Record excerpts:
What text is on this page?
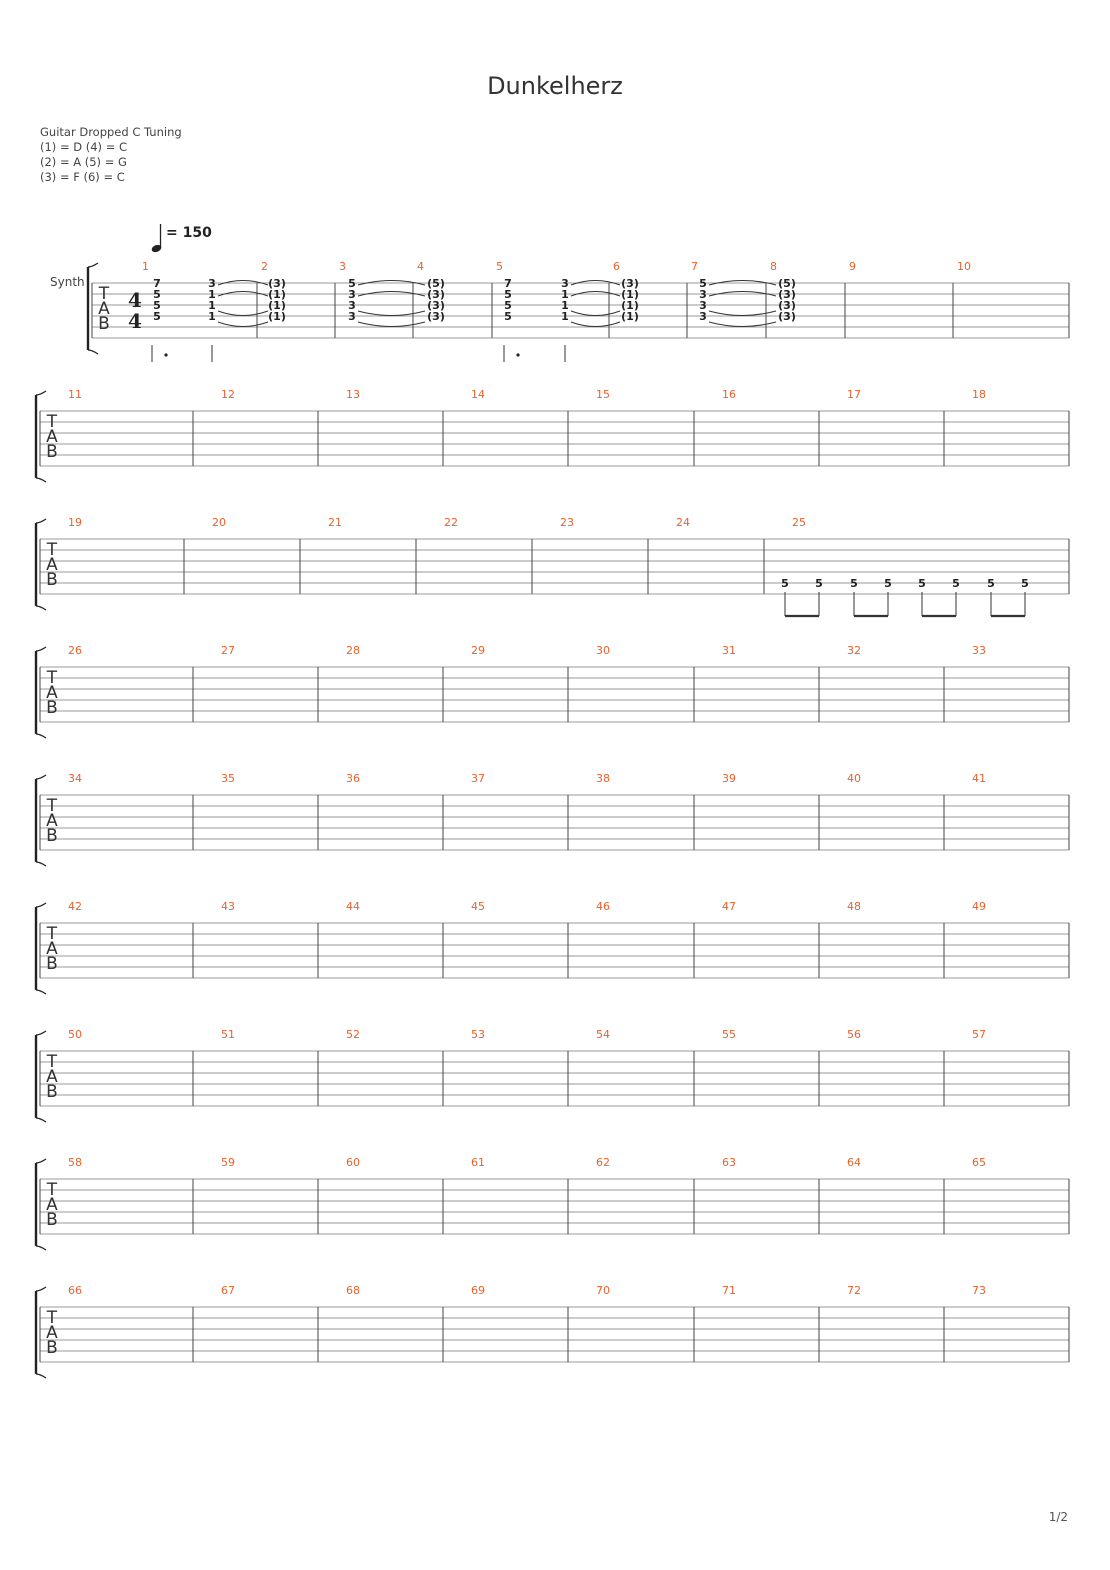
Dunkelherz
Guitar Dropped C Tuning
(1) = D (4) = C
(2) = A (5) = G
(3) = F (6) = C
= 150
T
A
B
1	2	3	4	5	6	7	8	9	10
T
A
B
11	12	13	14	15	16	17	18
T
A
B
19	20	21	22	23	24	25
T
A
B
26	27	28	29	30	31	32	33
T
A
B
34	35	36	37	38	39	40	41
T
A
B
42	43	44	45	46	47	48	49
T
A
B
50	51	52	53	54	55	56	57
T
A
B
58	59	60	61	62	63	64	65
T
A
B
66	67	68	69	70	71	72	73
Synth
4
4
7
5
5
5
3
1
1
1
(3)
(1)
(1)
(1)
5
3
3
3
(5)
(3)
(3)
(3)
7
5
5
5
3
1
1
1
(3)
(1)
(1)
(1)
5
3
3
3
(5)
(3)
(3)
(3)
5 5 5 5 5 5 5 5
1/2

What to do:
Leaving all pictures aside, quote each record exactly.

Task solution:
What text is on this page?
Dunkelherz
Guitar Dropped C Tuning
(1) = D (4) = C
(2) = A (5) = G
(3) = F (6) = C
= 150
T
A
B
1	2	3	4	5	6	7	8	9	10
T
A
B
11	12	13	14	15	16	17	18
T
A
B
19	20	21	22	23	24	25
T
A
B
26	27	28	29	30	31	32	33
T
A
B
34	35	36	37	38	39	40	41
T
A
B
42	43	44	45	46	47	48	49
T
A
B
50	51	52	53	54	55	56	57
T
A
B
58	59	60	61	62	63	64	65
T
A
B
66	67	68	69	70	71	72	73
Synth
4
4
7
5
5
5
3
1
1
1
(3)
(1)
(1)
(1)
5
3
3
3
(5)
(3)
(3)
(3)
7
5
5
5
3
1
1
1
(3)
(1)
(1)
(1)
5
3
3
3
(5)
(3)
(3)
(3)
5 5 5 5 5 5 5 5
1/2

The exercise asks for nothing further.